(WHAT THE TASK REQUIRES) Look through the records below and collect all lines that hold the string "header".

(MATERIAL SHOWN)
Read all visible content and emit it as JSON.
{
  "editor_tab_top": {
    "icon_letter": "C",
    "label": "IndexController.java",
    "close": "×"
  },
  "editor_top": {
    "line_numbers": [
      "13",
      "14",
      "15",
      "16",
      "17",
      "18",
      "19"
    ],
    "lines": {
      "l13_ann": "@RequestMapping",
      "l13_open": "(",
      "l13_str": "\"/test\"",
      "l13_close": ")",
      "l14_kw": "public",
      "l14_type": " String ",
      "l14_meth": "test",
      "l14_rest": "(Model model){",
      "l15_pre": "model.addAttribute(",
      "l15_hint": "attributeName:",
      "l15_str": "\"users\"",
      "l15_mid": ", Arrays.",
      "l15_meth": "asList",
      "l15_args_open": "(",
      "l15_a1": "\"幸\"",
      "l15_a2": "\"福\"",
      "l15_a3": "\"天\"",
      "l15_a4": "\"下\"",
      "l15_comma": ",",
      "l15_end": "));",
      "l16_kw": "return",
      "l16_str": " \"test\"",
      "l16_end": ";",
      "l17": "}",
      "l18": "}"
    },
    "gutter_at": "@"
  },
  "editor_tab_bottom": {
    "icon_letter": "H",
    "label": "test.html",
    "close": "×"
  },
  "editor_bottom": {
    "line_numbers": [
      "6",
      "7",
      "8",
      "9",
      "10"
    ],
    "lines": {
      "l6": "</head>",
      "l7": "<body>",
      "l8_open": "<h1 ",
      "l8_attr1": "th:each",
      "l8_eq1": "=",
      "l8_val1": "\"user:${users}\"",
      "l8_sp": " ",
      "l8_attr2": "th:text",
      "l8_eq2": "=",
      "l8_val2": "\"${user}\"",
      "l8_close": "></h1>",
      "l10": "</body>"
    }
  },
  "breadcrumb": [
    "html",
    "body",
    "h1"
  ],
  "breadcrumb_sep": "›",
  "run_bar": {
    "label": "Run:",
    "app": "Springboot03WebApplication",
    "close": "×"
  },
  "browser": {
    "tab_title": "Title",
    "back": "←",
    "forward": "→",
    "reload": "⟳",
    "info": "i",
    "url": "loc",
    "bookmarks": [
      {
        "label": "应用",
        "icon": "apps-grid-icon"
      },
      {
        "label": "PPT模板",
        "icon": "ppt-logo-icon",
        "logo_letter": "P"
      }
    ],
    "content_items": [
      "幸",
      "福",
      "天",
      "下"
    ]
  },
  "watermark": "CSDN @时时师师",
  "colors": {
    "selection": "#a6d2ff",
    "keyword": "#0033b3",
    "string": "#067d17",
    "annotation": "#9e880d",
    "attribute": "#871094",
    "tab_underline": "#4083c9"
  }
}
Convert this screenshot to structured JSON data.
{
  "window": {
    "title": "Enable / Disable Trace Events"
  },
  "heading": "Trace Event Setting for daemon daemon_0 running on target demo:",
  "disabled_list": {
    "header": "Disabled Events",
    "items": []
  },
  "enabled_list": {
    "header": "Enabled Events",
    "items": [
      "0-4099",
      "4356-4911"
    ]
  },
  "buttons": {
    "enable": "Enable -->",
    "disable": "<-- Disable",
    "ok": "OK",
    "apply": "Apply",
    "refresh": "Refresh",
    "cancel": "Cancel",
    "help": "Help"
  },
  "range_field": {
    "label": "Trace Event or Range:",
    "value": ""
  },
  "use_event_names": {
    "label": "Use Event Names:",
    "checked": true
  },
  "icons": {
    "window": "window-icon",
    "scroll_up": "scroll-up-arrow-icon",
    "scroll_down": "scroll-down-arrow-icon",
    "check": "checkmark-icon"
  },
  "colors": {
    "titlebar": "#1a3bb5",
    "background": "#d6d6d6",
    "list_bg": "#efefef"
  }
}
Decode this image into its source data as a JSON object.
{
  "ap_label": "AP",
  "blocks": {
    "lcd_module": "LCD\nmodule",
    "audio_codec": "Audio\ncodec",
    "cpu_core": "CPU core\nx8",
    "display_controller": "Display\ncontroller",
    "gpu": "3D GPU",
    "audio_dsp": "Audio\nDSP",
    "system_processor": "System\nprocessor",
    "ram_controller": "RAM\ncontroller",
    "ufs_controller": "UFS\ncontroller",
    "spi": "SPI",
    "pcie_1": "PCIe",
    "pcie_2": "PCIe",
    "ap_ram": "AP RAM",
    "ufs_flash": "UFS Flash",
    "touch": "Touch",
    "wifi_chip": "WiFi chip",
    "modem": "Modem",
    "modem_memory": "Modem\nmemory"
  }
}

(EXPECTED ANSWER)
    "header": "Disabled Events",
    "header": "Enabled Events",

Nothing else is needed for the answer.